▸ **EXTRACTED RECORDS**
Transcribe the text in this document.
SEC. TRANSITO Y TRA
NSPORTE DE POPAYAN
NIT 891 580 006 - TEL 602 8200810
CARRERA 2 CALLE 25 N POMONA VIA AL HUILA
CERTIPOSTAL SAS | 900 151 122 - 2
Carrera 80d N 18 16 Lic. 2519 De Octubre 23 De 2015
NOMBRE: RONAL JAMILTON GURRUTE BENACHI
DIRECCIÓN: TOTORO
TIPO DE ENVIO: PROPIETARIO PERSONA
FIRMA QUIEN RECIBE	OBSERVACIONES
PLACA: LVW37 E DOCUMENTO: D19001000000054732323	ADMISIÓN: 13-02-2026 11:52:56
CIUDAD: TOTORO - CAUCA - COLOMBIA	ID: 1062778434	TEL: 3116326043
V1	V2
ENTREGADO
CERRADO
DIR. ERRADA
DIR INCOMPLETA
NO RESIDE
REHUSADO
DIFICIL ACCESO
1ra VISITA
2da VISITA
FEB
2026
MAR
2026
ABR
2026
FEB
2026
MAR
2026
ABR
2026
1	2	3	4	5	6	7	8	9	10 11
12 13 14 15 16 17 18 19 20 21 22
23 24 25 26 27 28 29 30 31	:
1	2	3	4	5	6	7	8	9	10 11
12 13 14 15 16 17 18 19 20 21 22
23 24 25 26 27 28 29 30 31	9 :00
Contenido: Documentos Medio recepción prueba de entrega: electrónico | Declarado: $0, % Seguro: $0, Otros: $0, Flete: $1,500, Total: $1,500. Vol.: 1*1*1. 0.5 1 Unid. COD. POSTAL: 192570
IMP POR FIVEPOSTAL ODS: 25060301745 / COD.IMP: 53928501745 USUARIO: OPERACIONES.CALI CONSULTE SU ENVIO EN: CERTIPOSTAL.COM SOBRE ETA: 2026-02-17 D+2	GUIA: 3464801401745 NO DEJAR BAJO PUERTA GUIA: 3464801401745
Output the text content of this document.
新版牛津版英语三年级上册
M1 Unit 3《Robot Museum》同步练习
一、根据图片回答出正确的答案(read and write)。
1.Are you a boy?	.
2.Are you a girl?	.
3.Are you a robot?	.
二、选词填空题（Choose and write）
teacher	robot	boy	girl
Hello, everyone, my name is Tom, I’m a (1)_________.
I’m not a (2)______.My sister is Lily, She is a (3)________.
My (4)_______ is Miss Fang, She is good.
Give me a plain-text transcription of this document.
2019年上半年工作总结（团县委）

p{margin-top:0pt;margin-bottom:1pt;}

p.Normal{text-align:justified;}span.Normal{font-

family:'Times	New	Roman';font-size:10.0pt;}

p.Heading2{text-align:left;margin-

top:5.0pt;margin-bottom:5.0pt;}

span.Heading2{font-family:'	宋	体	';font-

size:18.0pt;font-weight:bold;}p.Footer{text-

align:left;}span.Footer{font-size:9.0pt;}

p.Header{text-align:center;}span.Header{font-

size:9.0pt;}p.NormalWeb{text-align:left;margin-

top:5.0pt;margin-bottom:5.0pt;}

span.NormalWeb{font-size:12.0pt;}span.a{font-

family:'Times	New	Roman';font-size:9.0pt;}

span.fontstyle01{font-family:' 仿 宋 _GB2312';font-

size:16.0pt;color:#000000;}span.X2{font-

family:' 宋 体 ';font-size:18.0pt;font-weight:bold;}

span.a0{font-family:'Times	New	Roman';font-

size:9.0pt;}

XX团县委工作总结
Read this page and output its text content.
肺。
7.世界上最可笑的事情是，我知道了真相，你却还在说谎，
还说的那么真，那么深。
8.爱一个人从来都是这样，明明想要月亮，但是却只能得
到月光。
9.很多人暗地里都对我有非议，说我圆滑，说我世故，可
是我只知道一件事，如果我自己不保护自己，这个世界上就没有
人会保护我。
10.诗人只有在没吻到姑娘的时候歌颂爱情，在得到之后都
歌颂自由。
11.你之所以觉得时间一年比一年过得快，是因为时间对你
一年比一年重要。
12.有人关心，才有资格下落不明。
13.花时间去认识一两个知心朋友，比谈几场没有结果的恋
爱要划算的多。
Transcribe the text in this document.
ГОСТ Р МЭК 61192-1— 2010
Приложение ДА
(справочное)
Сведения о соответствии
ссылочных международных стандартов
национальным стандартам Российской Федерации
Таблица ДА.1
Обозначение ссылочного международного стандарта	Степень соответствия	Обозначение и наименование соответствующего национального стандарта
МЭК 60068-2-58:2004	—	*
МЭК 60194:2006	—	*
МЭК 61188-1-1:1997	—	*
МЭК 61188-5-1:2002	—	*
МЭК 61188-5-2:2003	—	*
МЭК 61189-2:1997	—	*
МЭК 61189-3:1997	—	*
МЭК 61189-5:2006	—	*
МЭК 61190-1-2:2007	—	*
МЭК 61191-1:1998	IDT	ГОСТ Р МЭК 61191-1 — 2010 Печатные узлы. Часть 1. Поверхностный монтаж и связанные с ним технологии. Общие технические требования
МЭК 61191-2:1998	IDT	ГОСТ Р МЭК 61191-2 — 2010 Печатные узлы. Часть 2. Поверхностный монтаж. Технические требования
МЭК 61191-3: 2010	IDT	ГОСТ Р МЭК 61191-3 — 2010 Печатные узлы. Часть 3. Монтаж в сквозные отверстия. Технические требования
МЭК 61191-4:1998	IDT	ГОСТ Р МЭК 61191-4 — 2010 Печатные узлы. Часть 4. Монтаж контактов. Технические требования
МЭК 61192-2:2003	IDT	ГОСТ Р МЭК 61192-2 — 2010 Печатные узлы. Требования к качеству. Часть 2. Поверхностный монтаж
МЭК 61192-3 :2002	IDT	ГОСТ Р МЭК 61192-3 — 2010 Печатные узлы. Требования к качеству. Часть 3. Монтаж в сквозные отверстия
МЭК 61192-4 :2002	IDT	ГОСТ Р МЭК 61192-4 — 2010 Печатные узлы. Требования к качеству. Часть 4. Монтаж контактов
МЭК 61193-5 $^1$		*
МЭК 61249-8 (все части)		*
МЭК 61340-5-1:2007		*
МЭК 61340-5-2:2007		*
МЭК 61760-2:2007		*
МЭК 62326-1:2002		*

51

▸ **GIVEN REQUEST**
Write the listing out again, exactly as shown above.

▸ **SOLUTION**
Transcribe the text in this document.
SEC. TRANSITO Y TRA
NSPORTE DE POPAYAN
NIT 891 580 006 - TEL 602 8200810
CARRERA 2 CALLE 25 N POMONA VIA AL HUILA
CERTIPOSTAL SAS | 900 151 122 - 2
Carrera 80d N 18 16 Lic. 2519 De Octubre 23 De 2015
NOMBRE: RONAL JAMILTON GURRUTE BENACHI
DIRECCIÓN: TOTORO
TIPO DE ENVIO: PROPIETARIO PERSONA
FIRMA QUIEN RECIBE	OBSERVACIONES
PLACA: LVW37 E DOCUMENTO: D19001000000054732323	ADMISIÓN: 13-02-2026 11:52:56
CIUDAD: TOTORO - CAUCA - COLOMBIA	ID: 1062778434	TEL: 3116326043
V1	V2
ENTREGADO
CERRADO
DIR. ERRADA
DIR INCOMPLETA
NO RESIDE
REHUSADO
DIFICIL ACCESO
1ra VISITA
2da VISITA
FEB
2026
MAR
2026
ABR
2026
FEB
2026
MAR
2026
ABR
2026
1	2	3	4	5	6	7	8	9	10 11
12 13 14 15 16 17 18 19 20 21 22
23 24 25 26 27 28 29 30 31	:
1	2	3	4	5	6	7	8	9	10 11
12 13 14 15 16 17 18 19 20 21 22
23 24 25 26 27 28 29 30 31	9 :00
Contenido: Documentos Medio recepción prueba de entrega: electrónico | Declarado: $0, % Seguro: $0, Otros: $0, Flete: $1,500, Total: $1,500. Vol.: 1*1*1. 0.5 1 Unid. COD. POSTAL: 192570
IMP POR FIVEPOSTAL ODS: 25060301745 / COD.IMP: 53928501745 USUARIO: OPERACIONES.CALI CONSULTE SU ENVIO EN: CERTIPOSTAL.COM SOBRE ETA: 2026-02-17 D+2	GUIA: 3464801401745 NO DEJAR BAJO PUERTA GUIA: 3464801401745
Output the text content of this document.
新版牛津版英语三年级上册
M1 Unit 3《Robot Museum》同步练习
一、根据图片回答出正确的答案(read and write)。
1.Are you a boy?	.
2.Are you a girl?	.
3.Are you a robot?	.
二、选词填空题（Choose and write）
teacher	robot	boy	girl
Hello, everyone, my name is Tom, I’m a (1)_________.
I’m not a (2)______.My sister is Lily, She is a (3)________.
My (4)_______ is Miss Fang, She is good.
Give me a plain-text transcription of this document.
2019年上半年工作总结（团县委）

p{margin-top:0pt;margin-bottom:1pt;}

p.Normal{text-align:justified;}span.Normal{font-

family:'Times	New	Roman';font-size:10.0pt;}

p.Heading2{text-align:left;margin-

top:5.0pt;margin-bottom:5.0pt;}

span.Heading2{font-family:'	宋	体	';font-

size:18.0pt;font-weight:bold;}p.Footer{text-

align:left;}span.Footer{font-size:9.0pt;}

p.Header{text-align:center;}span.Header{font-

size:9.0pt;}p.NormalWeb{text-align:left;margin-

top:5.0pt;margin-bottom:5.0pt;}

span.NormalWeb{font-size:12.0pt;}span.a{font-

family:'Times	New	Roman';font-size:9.0pt;}

span.fontstyle01{font-family:' 仿 宋 _GB2312';font-

size:16.0pt;color:#000000;}span.X2{font-

family:' 宋 体 ';font-size:18.0pt;font-weight:bold;}

span.a0{font-family:'Times	New	Roman';font-

size:9.0pt;}

XX团县委工作总结
Read this page and output its text content.
肺。
7.世界上最可笑的事情是，我知道了真相，你却还在说谎，
还说的那么真，那么深。
8.爱一个人从来都是这样，明明想要月亮，但是却只能得
到月光。
9.很多人暗地里都对我有非议，说我圆滑，说我世故，可
是我只知道一件事，如果我自己不保护自己，这个世界上就没有
人会保护我。
10.诗人只有在没吻到姑娘的时候歌颂爱情，在得到之后都
歌颂自由。
11.你之所以觉得时间一年比一年过得快，是因为时间对你
一年比一年重要。
12.有人关心，才有资格下落不明。
13.花时间去认识一两个知心朋友，比谈几场没有结果的恋
爱要划算的多。
Transcribe the text in this document.
ГОСТ Р МЭК 61192-1— 2010
Приложение ДА
(справочное)
Сведения о соответствии
ссылочных международных стандартов
национальным стандартам Российской Федерации
Таблица ДА.1
Обозначение ссылочного международного стандарта	Степень соответствия	Обозначение и наименование соответствующего национального стандарта
МЭК 60068-2-58:2004	—	*
МЭК 60194:2006	—	*
МЭК 61188-1-1:1997	—	*
МЭК 61188-5-1:2002	—	*
МЭК 61188-5-2:2003	—	*
МЭК 61189-2:1997	—	*
МЭК 61189-3:1997	—	*
МЭК 61189-5:2006	—	*
МЭК 61190-1-2:2007	—	*
МЭК 61191-1:1998	IDT	ГОСТ Р МЭК 61191-1 — 2010 Печатные узлы. Часть 1. Поверхностный монтаж и связанные с ним технологии. Общие технические требования
МЭК 61191-2:1998	IDT	ГОСТ Р МЭК 61191-2 — 2010 Печатные узлы. Часть 2. Поверхностный монтаж. Технические требования
МЭК 61191-3: 2010	IDT	ГОСТ Р МЭК 61191-3 — 2010 Печатные узлы. Часть 3. Монтаж в сквозные отверстия. Технические требования
МЭК 61191-4:1998	IDT	ГОСТ Р МЭК 61191-4 — 2010 Печатные узлы. Часть 4. Монтаж контактов. Технические требования
МЭК 61192-2:2003	IDT	ГОСТ Р МЭК 61192-2 — 2010 Печатные узлы. Требования к качеству. Часть 2. Поверхностный монтаж
МЭК 61192-3 :2002	IDT	ГОСТ Р МЭК 61192-3 — 2010 Печатные узлы. Требования к качеству. Часть 3. Монтаж в сквозные отверстия
МЭК 61192-4 :2002	IDT	ГОСТ Р МЭК 61192-4 — 2010 Печатные узлы. Требования к качеству. Часть 4. Монтаж контактов
МЭК 61193-5 $^1$		*
МЭК 61249-8 (все части)		*
МЭК 61340-5-1:2007		*
МЭК 61340-5-2:2007		*
МЭК 61760-2:2007		*
МЭК 62326-1:2002		*

51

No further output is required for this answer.